### Your goal
Render every entry exactly as it appears.

### Supplied records
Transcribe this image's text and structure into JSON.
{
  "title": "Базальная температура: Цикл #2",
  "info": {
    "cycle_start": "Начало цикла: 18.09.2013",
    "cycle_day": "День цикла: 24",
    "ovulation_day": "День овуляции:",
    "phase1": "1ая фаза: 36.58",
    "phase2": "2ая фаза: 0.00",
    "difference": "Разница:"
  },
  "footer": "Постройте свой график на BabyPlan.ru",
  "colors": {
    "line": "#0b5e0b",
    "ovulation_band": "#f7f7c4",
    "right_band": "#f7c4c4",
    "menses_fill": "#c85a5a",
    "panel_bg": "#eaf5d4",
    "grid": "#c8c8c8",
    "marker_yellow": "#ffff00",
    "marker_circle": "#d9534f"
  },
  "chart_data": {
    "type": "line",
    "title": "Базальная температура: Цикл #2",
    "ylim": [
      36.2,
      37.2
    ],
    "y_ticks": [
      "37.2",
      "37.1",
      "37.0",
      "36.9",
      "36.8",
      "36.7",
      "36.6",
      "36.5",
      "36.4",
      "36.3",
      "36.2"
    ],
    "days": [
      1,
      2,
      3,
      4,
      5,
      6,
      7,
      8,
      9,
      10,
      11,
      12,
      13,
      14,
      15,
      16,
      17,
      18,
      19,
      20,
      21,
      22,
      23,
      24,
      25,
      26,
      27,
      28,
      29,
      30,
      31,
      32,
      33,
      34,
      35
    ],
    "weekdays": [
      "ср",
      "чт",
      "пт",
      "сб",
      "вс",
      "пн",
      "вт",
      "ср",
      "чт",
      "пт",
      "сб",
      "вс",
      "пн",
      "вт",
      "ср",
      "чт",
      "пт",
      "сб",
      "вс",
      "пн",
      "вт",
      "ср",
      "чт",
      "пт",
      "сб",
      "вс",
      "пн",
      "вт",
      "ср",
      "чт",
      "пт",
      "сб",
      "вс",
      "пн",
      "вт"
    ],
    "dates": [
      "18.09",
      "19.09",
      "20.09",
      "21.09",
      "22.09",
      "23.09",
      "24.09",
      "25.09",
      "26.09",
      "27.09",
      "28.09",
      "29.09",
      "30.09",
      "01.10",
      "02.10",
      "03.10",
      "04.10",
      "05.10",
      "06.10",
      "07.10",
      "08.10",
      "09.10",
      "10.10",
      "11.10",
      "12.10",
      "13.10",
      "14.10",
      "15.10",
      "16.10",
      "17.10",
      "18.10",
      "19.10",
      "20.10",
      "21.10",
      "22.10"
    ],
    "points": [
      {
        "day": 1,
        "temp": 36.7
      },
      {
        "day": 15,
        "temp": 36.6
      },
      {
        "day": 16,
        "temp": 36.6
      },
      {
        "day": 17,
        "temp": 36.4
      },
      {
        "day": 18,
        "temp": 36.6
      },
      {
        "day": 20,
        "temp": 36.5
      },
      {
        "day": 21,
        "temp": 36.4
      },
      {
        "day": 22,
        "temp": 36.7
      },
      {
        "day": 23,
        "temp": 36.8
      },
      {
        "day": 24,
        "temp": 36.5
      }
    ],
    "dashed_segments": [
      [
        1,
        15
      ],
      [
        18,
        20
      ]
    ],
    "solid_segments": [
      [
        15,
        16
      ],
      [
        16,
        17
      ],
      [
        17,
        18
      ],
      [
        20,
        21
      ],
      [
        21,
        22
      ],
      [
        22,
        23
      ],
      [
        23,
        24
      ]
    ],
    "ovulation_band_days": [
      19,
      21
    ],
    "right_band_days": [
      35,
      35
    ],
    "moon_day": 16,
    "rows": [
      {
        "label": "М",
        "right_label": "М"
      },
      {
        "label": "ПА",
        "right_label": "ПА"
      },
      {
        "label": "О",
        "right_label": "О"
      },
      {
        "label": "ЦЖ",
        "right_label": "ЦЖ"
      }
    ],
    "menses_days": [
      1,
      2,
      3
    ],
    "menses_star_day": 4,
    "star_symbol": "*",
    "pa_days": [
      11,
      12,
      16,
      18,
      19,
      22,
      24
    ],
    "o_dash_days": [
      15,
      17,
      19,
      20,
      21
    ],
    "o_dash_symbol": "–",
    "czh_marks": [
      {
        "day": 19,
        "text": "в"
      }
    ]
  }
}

### Solution
Transcribe this image's text and structure into JSON.
{
  "title": "Базальная температура: Цикл #2",
  "info": {
    "cycle_start": "Начало цикла: 18.09.2013",
    "cycle_day": "День цикла: 24",
    "ovulation_day": "День овуляции:",
    "phase1": "1ая фаза: 36.58",
    "phase2": "2ая фаза: 0.00",
    "difference": "Разница:"
  },
  "footer": "Постройте свой график на BabyPlan.ru",
  "colors": {
    "line": "#0b5e0b",
    "ovulation_band": "#f7f7c4",
    "right_band": "#f7c4c4",
    "menses_fill": "#c85a5a",
    "panel_bg": "#eaf5d4",
    "grid": "#c8c8c8",
    "marker_yellow": "#ffff00",
    "marker_circle": "#d9534f"
  },
  "chart_data": {
    "type": "line",
    "title": "Базальная температура: Цикл #2",
    "ylim": [
      36.2,
      37.2
    ],
    "y_ticks": [
      "37.2",
      "37.1",
      "37.0",
      "36.9",
      "36.8",
      "36.7",
      "36.6",
      "36.5",
      "36.4",
      "36.3",
      "36.2"
    ],
    "days": [
      1,
      2,
      3,
      4,
      5,
      6,
      7,
      8,
      9,
      10,
      11,
      12,
      13,
      14,
      15,
      16,
      17,
      18,
      19,
      20,
      21,
      22,
      23,
      24,
      25,
      26,
      27,
      28,
      29,
      30,
      31,
      32,
      33,
      34,
      35
    ],
    "weekdays": [
      "ср",
      "чт",
      "пт",
      "сб",
      "вс",
      "пн",
      "вт",
      "ср",
      "чт",
      "пт",
      "сб",
      "вс",
      "пн",
      "вт",
      "ср",
      "чт",
      "пт",
      "сб",
      "вс",
      "пн",
      "вт",
      "ср",
      "чт",
      "пт",
      "сб",
      "вс",
      "пн",
      "вт",
      "ср",
      "чт",
      "пт",
      "сб",
      "вс",
      "пн",
      "вт"
    ],
    "dates": [
      "18.09",
      "19.09",
      "20.09",
      "21.09",
      "22.09",
      "23.09",
      "24.09",
      "25.09",
      "26.09",
      "27.09",
      "28.09",
      "29.09",
      "30.09",
      "01.10",
      "02.10",
      "03.10",
      "04.10",
      "05.10",
      "06.10",
      "07.10",
      "08.10",
      "09.10",
      "10.10",
      "11.10",
      "12.10",
      "13.10",
      "14.10",
      "15.10",
      "16.10",
      "17.10",
      "18.10",
      "19.10",
      "20.10",
      "21.10",
      "22.10"
    ],
    "points": [
      {
        "day": 1,
        "temp": 36.7
      },
      {
        "day": 15,
        "temp": 36.6
      },
      {
        "day": 16,
        "temp": 36.6
      },
      {
        "day": 17,
        "temp": 36.4
      },
      {
        "day": 18,
        "temp": 36.6
      },
      {
        "day": 20,
        "temp": 36.5
      },
      {
        "day": 21,
        "temp": 36.4
      },
      {
        "day": 22,
        "temp": 36.7
      },
      {
        "day": 23,
        "temp": 36.8
      },
      {
        "day": 24,
        "temp": 36.5
      }
    ],
    "dashed_segments": [
      [
        1,
        15
      ],
      [
        18,
        20
      ]
    ],
    "solid_segments": [
      [
        15,
        16
      ],
      [
        16,
        17
      ],
      [
        17,
        18
      ],
      [
        20,
        21
      ],
      [
        21,
        22
      ],
      [
        22,
        23
      ],
      [
        23,
        24
      ]
    ],
    "ovulation_band_days": [
      19,
      21
    ],
    "right_band_days": [
      35,
      35
    ],
    "moon_day": 16,
    "rows": [
      {
        "label": "М",
        "right_label": "М"
      },
      {
        "label": "ПА",
        "right_label": "ПА"
      },
      {
        "label": "О",
        "right_label": "О"
      },
      {
        "label": "ЦЖ",
        "right_label": "ЦЖ"
      }
    ],
    "menses_days": [
      1,
      2,
      3
    ],
    "menses_star_day": 4,
    "star_symbol": "*",
    "pa_days": [
      11,
      12,
      16,
      18,
      19,
      22,
      24
    ],
    "o_dash_days": [
      15,
      17,
      19,
      20,
      21
    ],
    "o_dash_symbol": "–",
    "czh_marks": [
      {
        "day": 19,
        "text": "в"
      }
    ]
  }
}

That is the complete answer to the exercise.